Stored records
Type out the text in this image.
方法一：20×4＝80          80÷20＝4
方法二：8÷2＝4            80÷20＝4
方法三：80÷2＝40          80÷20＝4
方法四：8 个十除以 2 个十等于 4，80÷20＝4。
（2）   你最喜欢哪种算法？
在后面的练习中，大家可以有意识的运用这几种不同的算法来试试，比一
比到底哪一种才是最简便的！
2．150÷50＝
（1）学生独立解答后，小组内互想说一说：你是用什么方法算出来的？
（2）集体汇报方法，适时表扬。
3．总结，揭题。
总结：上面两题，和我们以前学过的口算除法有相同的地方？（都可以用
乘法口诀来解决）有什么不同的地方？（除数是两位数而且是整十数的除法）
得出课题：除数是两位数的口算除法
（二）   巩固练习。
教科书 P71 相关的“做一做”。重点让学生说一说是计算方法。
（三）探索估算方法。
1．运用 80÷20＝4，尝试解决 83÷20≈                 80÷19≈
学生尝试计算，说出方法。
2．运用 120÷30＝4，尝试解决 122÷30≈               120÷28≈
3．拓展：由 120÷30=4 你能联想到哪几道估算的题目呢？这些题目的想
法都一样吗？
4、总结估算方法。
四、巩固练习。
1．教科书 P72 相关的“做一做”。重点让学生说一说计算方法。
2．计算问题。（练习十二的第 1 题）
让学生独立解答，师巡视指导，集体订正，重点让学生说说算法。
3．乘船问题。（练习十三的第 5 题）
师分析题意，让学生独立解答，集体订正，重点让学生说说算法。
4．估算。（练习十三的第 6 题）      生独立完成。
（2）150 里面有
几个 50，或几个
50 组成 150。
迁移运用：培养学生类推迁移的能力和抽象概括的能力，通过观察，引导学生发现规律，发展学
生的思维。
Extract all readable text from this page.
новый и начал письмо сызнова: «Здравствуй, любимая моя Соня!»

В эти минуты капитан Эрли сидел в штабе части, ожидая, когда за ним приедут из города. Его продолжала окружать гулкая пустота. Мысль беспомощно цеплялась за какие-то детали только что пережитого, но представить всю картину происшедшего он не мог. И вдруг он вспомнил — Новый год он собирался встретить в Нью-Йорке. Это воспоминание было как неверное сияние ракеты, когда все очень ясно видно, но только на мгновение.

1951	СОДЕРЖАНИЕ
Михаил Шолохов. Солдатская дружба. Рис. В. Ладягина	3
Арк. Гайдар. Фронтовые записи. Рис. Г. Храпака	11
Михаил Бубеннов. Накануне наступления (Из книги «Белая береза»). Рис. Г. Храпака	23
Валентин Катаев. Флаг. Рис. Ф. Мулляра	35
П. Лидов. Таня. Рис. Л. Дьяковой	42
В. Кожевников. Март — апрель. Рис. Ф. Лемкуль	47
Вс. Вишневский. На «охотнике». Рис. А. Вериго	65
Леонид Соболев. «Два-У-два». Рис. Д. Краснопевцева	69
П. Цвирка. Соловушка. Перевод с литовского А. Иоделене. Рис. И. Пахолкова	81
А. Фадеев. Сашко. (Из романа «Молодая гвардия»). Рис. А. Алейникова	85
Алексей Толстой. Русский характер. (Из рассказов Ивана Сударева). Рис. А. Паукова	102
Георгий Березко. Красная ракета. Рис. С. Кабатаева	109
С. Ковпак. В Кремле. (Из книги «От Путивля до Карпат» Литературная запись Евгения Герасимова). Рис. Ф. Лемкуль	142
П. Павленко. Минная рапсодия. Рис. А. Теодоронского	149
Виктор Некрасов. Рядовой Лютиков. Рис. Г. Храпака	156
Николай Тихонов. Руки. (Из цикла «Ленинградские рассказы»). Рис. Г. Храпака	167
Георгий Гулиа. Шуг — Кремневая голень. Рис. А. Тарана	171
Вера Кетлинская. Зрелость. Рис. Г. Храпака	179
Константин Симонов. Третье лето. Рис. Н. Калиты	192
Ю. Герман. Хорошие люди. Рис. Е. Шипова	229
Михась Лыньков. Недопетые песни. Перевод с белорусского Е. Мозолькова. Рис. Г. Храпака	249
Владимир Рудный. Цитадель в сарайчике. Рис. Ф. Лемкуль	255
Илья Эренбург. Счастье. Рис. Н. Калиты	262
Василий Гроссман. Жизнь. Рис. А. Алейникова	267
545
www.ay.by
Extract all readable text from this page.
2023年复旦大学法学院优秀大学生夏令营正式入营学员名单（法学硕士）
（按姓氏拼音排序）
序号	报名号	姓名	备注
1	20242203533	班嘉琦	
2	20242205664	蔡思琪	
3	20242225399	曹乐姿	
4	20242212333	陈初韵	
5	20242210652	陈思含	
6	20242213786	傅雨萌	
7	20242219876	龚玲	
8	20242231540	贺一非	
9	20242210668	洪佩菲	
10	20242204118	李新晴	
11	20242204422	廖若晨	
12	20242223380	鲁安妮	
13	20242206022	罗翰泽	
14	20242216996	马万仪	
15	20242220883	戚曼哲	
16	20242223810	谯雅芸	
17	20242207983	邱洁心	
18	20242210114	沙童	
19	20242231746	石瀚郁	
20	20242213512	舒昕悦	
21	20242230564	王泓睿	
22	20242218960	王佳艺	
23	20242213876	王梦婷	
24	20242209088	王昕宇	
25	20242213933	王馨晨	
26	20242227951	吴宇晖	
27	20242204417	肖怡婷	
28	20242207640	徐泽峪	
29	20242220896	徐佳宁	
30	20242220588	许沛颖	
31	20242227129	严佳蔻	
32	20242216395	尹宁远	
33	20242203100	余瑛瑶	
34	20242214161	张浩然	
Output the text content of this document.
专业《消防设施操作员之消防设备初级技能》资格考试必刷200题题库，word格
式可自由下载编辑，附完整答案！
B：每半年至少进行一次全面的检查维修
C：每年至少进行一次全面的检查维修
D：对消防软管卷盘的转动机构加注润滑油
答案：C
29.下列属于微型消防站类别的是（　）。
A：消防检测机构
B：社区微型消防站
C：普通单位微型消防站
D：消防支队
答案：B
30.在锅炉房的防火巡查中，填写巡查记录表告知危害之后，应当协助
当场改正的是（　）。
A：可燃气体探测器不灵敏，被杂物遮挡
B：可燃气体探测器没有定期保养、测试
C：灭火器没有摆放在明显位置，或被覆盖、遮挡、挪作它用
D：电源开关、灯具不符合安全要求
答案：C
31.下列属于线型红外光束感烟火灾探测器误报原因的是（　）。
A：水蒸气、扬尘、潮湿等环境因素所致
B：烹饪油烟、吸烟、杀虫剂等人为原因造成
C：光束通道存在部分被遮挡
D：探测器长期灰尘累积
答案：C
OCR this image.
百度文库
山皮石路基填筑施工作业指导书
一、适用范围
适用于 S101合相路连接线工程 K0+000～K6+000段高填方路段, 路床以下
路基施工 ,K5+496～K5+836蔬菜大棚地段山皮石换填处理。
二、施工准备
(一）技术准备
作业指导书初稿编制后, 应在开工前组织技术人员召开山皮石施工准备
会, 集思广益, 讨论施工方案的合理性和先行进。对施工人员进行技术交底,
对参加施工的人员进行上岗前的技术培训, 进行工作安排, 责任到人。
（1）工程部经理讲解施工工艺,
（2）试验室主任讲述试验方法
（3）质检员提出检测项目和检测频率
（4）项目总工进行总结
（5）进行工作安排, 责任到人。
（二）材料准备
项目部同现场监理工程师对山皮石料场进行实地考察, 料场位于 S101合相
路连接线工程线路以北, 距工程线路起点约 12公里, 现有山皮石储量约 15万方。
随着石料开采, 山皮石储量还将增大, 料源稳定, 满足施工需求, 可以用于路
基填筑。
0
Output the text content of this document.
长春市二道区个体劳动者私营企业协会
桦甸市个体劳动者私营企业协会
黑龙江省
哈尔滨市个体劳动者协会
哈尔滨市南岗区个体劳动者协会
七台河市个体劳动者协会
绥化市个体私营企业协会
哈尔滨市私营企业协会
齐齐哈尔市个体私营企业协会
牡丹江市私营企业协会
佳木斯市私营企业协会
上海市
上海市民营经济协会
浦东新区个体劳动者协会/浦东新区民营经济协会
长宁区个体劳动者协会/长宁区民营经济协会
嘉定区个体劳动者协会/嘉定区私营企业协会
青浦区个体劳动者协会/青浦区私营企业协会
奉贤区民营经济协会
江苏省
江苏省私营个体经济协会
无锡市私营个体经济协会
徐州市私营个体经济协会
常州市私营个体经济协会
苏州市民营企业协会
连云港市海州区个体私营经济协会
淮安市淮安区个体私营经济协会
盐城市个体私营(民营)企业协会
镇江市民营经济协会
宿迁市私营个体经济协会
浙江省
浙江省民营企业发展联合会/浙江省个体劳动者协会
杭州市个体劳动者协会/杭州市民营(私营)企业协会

▶ Exercise:
Where a line holds "книги", copy that line.

▶ Solved exercise:
Михаил Бубеннов. Накануне наступления (Из книги «Белая береза»). Рис. Г. Храпака	23
С. Ковпак. В Кремле. (Из книги «От Путивля до Карпат» Литературная запись Евгения Герасимова). Рис. Ф. Лемкуль	142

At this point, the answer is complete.